--- begin Data extract ---

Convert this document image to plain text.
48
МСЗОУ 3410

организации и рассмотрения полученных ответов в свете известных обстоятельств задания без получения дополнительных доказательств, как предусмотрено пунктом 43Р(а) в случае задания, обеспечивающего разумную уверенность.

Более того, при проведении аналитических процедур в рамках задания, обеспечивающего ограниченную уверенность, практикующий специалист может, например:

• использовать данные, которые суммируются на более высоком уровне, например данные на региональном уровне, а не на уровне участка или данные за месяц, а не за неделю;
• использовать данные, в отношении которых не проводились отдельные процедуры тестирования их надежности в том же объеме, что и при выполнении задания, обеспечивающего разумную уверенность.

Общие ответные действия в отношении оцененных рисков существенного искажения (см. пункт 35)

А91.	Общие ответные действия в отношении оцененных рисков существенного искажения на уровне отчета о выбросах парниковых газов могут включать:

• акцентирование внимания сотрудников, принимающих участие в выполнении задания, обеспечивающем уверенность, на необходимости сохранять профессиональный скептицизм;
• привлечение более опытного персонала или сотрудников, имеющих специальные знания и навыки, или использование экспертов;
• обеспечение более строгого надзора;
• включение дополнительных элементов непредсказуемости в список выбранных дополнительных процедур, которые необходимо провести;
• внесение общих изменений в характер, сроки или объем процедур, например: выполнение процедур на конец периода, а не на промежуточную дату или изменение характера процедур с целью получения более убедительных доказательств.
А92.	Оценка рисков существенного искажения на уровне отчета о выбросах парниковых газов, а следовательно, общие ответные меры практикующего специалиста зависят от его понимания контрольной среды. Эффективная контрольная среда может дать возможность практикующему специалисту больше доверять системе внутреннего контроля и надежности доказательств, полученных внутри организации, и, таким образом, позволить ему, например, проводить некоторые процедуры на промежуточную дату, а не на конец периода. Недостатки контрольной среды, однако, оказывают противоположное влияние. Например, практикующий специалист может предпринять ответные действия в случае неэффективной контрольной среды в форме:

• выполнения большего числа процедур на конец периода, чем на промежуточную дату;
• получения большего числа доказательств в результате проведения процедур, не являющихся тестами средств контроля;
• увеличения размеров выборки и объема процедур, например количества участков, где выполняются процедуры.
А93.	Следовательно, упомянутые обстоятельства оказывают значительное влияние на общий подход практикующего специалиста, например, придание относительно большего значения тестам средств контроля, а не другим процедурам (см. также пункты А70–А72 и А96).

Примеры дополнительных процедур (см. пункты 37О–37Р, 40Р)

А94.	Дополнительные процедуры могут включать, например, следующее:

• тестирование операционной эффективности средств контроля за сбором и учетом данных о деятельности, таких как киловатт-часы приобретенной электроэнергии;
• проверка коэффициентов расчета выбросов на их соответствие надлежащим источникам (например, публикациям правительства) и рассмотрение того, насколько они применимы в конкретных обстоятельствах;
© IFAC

--- end Data extract ---

• [Stated exercise] Transcribe each entry precisely, missing none.

• [Output]
Convert this document image to plain text.
48
МСЗОУ 3410

организации и рассмотрения полученных ответов в свете известных обстоятельств задания без получения дополнительных доказательств, как предусмотрено пунктом 43Р(а) в случае задания, обеспечивающего разумную уверенность.

Более того, при проведении аналитических процедур в рамках задания, обеспечивающего ограниченную уверенность, практикующий специалист может, например:

• использовать данные, которые суммируются на более высоком уровне, например данные на региональном уровне, а не на уровне участка или данные за месяц, а не за неделю;
• использовать данные, в отношении которых не проводились отдельные процедуры тестирования их надежности в том же объеме, что и при выполнении задания, обеспечивающего разумную уверенность.

Общие ответные действия в отношении оцененных рисков существенного искажения (см. пункт 35)

А91.	Общие ответные действия в отношении оцененных рисков существенного искажения на уровне отчета о выбросах парниковых газов могут включать:

• акцентирование внимания сотрудников, принимающих участие в выполнении задания, обеспечивающем уверенность, на необходимости сохранять профессиональный скептицизм;
• привлечение более опытного персонала или сотрудников, имеющих специальные знания и навыки, или использование экспертов;
• обеспечение более строгого надзора;
• включение дополнительных элементов непредсказуемости в список выбранных дополнительных процедур, которые необходимо провести;
• внесение общих изменений в характер, сроки или объем процедур, например: выполнение процедур на конец периода, а не на промежуточную дату или изменение характера процедур с целью получения более убедительных доказательств.
А92.	Оценка рисков существенного искажения на уровне отчета о выбросах парниковых газов, а следовательно, общие ответные меры практикующего специалиста зависят от его понимания контрольной среды. Эффективная контрольная среда может дать возможность практикующему специалисту больше доверять системе внутреннего контроля и надежности доказательств, полученных внутри организации, и, таким образом, позволить ему, например, проводить некоторые процедуры на промежуточную дату, а не на конец периода. Недостатки контрольной среды, однако, оказывают противоположное влияние. Например, практикующий специалист может предпринять ответные действия в случае неэффективной контрольной среды в форме:

• выполнения большего числа процедур на конец периода, чем на промежуточную дату;
• получения большего числа доказательств в результате проведения процедур, не являющихся тестами средств контроля;
• увеличения размеров выборки и объема процедур, например количества участков, где выполняются процедуры.
А93.	Следовательно, упомянутые обстоятельства оказывают значительное влияние на общий подход практикующего специалиста, например, придание относительно большего значения тестам средств контроля, а не другим процедурам (см. также пункты А70–А72 и А96).

Примеры дополнительных процедур (см. пункты 37О–37Р, 40Р)

А94.	Дополнительные процедуры могут включать, например, следующее:

• тестирование операционной эффективности средств контроля за сбором и учетом данных о деятельности, таких как киловатт-часы приобретенной электроэнергии;
• проверка коэффициентов расчета выбросов на их соответствие надлежащим источникам (например, публикациям правительства) и рассмотрение того, насколько они применимы в конкретных обстоятельствах;
© IFAC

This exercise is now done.